DESCRIPTION OF THE TASK -
Below is a set of records; restate each one word for word.

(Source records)
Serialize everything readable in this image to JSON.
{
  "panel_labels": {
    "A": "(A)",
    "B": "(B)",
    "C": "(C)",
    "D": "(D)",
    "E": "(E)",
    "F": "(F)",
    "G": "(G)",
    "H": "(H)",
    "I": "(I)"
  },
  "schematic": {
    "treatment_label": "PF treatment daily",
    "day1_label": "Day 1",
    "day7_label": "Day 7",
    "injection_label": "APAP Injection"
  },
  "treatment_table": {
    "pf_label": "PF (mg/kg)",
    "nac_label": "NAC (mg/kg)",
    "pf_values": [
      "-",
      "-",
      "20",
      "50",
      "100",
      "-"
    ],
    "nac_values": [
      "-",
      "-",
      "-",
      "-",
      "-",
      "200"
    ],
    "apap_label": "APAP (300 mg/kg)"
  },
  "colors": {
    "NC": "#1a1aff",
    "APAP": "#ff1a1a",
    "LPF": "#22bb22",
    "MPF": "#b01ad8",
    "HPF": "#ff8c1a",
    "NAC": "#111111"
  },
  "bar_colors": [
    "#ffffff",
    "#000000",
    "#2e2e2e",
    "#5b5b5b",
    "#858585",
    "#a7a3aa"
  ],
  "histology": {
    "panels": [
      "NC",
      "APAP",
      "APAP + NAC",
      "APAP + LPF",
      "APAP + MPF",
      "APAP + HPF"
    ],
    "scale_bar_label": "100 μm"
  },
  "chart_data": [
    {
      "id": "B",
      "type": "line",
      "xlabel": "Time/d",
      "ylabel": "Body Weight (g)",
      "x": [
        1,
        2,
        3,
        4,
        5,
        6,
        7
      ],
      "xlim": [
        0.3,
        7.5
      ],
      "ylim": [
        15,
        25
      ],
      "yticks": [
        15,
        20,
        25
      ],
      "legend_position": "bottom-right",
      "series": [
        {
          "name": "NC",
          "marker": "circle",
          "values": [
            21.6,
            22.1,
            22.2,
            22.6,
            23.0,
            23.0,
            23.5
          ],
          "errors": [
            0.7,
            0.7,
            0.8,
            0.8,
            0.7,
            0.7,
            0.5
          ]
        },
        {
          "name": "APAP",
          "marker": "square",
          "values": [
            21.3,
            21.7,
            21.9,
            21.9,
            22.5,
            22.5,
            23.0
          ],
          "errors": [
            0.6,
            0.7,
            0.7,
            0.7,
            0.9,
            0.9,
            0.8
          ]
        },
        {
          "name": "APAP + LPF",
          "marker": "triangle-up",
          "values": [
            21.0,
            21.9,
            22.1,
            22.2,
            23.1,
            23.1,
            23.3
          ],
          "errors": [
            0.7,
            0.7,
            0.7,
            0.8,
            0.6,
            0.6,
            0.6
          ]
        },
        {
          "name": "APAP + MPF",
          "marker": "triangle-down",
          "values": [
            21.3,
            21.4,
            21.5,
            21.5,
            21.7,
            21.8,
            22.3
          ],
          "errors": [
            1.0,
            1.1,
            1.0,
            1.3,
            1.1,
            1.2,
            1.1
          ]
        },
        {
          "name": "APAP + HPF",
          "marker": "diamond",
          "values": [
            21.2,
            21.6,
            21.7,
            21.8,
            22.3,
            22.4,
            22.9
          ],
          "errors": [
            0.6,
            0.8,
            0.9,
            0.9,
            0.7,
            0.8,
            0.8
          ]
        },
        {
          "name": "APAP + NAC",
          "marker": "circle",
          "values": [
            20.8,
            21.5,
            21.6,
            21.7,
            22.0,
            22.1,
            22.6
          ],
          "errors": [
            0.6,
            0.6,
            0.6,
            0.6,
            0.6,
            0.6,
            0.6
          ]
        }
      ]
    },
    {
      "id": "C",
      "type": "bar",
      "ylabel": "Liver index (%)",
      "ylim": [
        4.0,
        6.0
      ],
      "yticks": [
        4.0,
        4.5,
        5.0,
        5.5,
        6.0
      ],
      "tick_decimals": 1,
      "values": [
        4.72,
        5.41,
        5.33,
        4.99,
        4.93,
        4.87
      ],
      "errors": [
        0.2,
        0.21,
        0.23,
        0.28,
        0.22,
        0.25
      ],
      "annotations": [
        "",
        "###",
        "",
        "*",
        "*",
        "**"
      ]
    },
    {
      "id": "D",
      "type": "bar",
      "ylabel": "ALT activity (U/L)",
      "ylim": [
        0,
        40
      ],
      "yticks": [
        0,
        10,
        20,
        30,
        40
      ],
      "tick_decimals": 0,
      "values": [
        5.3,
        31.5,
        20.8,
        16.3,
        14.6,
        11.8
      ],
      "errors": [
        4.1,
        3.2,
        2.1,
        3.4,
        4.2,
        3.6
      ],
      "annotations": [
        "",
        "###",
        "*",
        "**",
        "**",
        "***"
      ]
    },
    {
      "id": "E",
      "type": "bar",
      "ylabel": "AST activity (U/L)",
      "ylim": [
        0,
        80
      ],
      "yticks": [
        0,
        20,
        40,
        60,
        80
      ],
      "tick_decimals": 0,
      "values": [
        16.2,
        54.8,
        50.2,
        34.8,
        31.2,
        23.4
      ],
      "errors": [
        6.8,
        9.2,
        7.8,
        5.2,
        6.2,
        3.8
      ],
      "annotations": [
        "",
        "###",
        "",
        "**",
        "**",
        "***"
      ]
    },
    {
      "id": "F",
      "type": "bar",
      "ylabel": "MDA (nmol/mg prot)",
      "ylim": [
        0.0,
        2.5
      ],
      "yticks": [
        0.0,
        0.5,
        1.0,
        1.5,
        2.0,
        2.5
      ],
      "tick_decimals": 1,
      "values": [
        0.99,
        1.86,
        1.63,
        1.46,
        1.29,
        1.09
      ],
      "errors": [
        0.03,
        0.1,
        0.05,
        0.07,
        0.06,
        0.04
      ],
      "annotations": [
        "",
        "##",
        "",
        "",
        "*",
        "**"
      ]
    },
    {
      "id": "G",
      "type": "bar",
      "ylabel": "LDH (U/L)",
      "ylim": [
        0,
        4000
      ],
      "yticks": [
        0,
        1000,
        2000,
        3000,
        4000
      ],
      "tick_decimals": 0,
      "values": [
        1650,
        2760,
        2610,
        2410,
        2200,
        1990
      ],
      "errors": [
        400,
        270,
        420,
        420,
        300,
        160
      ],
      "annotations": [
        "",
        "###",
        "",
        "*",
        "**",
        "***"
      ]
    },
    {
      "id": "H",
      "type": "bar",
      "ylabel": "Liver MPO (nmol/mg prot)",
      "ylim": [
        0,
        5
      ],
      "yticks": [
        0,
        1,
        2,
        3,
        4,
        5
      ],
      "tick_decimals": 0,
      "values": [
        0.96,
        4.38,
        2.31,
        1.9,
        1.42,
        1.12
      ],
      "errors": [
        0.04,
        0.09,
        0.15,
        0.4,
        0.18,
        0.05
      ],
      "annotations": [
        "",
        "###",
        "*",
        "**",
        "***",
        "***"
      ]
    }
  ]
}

SOLUTION BELOW -
Serialize everything readable in this image to JSON.
{
  "panel_labels": {
    "A": "(A)",
    "B": "(B)",
    "C": "(C)",
    "D": "(D)",
    "E": "(E)",
    "F": "(F)",
    "G": "(G)",
    "H": "(H)",
    "I": "(I)"
  },
  "schematic": {
    "treatment_label": "PF treatment daily",
    "day1_label": "Day 1",
    "day7_label": "Day 7",
    "injection_label": "APAP Injection"
  },
  "treatment_table": {
    "pf_label": "PF (mg/kg)",
    "nac_label": "NAC (mg/kg)",
    "pf_values": [
      "-",
      "-",
      "20",
      "50",
      "100",
      "-"
    ],
    "nac_values": [
      "-",
      "-",
      "-",
      "-",
      "-",
      "200"
    ],
    "apap_label": "APAP (300 mg/kg)"
  },
  "colors": {
    "NC": "#1a1aff",
    "APAP": "#ff1a1a",
    "LPF": "#22bb22",
    "MPF": "#b01ad8",
    "HPF": "#ff8c1a",
    "NAC": "#111111"
  },
  "bar_colors": [
    "#ffffff",
    "#000000",
    "#2e2e2e",
    "#5b5b5b",
    "#858585",
    "#a7a3aa"
  ],
  "histology": {
    "panels": [
      "NC",
      "APAP",
      "APAP + NAC",
      "APAP + LPF",
      "APAP + MPF",
      "APAP + HPF"
    ],
    "scale_bar_label": "100 μm"
  },
  "chart_data": [
    {
      "id": "B",
      "type": "line",
      "xlabel": "Time/d",
      "ylabel": "Body Weight (g)",
      "x": [
        1,
        2,
        3,
        4,
        5,
        6,
        7
      ],
      "xlim": [
        0.3,
        7.5
      ],
      "ylim": [
        15,
        25
      ],
      "yticks": [
        15,
        20,
        25
      ],
      "legend_position": "bottom-right",
      "series": [
        {
          "name": "NC",
          "marker": "circle",
          "values": [
            21.6,
            22.1,
            22.2,
            22.6,
            23.0,
            23.0,
            23.5
          ],
          "errors": [
            0.7,
            0.7,
            0.8,
            0.8,
            0.7,
            0.7,
            0.5
          ]
        },
        {
          "name": "APAP",
          "marker": "square",
          "values": [
            21.3,
            21.7,
            21.9,
            21.9,
            22.5,
            22.5,
            23.0
          ],
          "errors": [
            0.6,
            0.7,
            0.7,
            0.7,
            0.9,
            0.9,
            0.8
          ]
        },
        {
          "name": "APAP + LPF",
          "marker": "triangle-up",
          "values": [
            21.0,
            21.9,
            22.1,
            22.2,
            23.1,
            23.1,
            23.3
          ],
          "errors": [
            0.7,
            0.7,
            0.7,
            0.8,
            0.6,
            0.6,
            0.6
          ]
        },
        {
          "name": "APAP + MPF",
          "marker": "triangle-down",
          "values": [
            21.3,
            21.4,
            21.5,
            21.5,
            21.7,
            21.8,
            22.3
          ],
          "errors": [
            1.0,
            1.1,
            1.0,
            1.3,
            1.1,
            1.2,
            1.1
          ]
        },
        {
          "name": "APAP + HPF",
          "marker": "diamond",
          "values": [
            21.2,
            21.6,
            21.7,
            21.8,
            22.3,
            22.4,
            22.9
          ],
          "errors": [
            0.6,
            0.8,
            0.9,
            0.9,
            0.7,
            0.8,
            0.8
          ]
        },
        {
          "name": "APAP + NAC",
          "marker": "circle",
          "values": [
            20.8,
            21.5,
            21.6,
            21.7,
            22.0,
            22.1,
            22.6
          ],
          "errors": [
            0.6,
            0.6,
            0.6,
            0.6,
            0.6,
            0.6,
            0.6
          ]
        }
      ]
    },
    {
      "id": "C",
      "type": "bar",
      "ylabel": "Liver index (%)",
      "ylim": [
        4.0,
        6.0
      ],
      "yticks": [
        4.0,
        4.5,
        5.0,
        5.5,
        6.0
      ],
      "tick_decimals": 1,
      "values": [
        4.72,
        5.41,
        5.33,
        4.99,
        4.93,
        4.87
      ],
      "errors": [
        0.2,
        0.21,
        0.23,
        0.28,
        0.22,
        0.25
      ],
      "annotations": [
        "",
        "###",
        "",
        "*",
        "*",
        "**"
      ]
    },
    {
      "id": "D",
      "type": "bar",
      "ylabel": "ALT activity (U/L)",
      "ylim": [
        0,
        40
      ],
      "yticks": [
        0,
        10,
        20,
        30,
        40
      ],
      "tick_decimals": 0,
      "values": [
        5.3,
        31.5,
        20.8,
        16.3,
        14.6,
        11.8
      ],
      "errors": [
        4.1,
        3.2,
        2.1,
        3.4,
        4.2,
        3.6
      ],
      "annotations": [
        "",
        "###",
        "*",
        "**",
        "**",
        "***"
      ]
    },
    {
      "id": "E",
      "type": "bar",
      "ylabel": "AST activity (U/L)",
      "ylim": [
        0,
        80
      ],
      "yticks": [
        0,
        20,
        40,
        60,
        80
      ],
      "tick_decimals": 0,
      "values": [
        16.2,
        54.8,
        50.2,
        34.8,
        31.2,
        23.4
      ],
      "errors": [
        6.8,
        9.2,
        7.8,
        5.2,
        6.2,
        3.8
      ],
      "annotations": [
        "",
        "###",
        "",
        "**",
        "**",
        "***"
      ]
    },
    {
      "id": "F",
      "type": "bar",
      "ylabel": "MDA (nmol/mg prot)",
      "ylim": [
        0.0,
        2.5
      ],
      "yticks": [
        0.0,
        0.5,
        1.0,
        1.5,
        2.0,
        2.5
      ],
      "tick_decimals": 1,
      "values": [
        0.99,
        1.86,
        1.63,
        1.46,
        1.29,
        1.09
      ],
      "errors": [
        0.03,
        0.1,
        0.05,
        0.07,
        0.06,
        0.04
      ],
      "annotations": [
        "",
        "##",
        "",
        "",
        "*",
        "**"
      ]
    },
    {
      "id": "G",
      "type": "bar",
      "ylabel": "LDH (U/L)",
      "ylim": [
        0,
        4000
      ],
      "yticks": [
        0,
        1000,
        2000,
        3000,
        4000
      ],
      "tick_decimals": 0,
      "values": [
        1650,
        2760,
        2610,
        2410,
        2200,
        1990
      ],
      "errors": [
        400,
        270,
        420,
        420,
        300,
        160
      ],
      "annotations": [
        "",
        "###",
        "",
        "*",
        "**",
        "***"
      ]
    },
    {
      "id": "H",
      "type": "bar",
      "ylabel": "Liver MPO (nmol/mg prot)",
      "ylim": [
        0,
        5
      ],
      "yticks": [
        0,
        1,
        2,
        3,
        4,
        5
      ],
      "tick_decimals": 0,
      "values": [
        0.96,
        4.38,
        2.31,
        1.9,
        1.42,
        1.12
      ],
      "errors": [
        0.04,
        0.09,
        0.15,
        0.4,
        0.18,
        0.05
      ],
      "annotations": [
        "",
        "###",
        "*",
        "**",
        "***",
        "***"
      ]
    }
  ]
}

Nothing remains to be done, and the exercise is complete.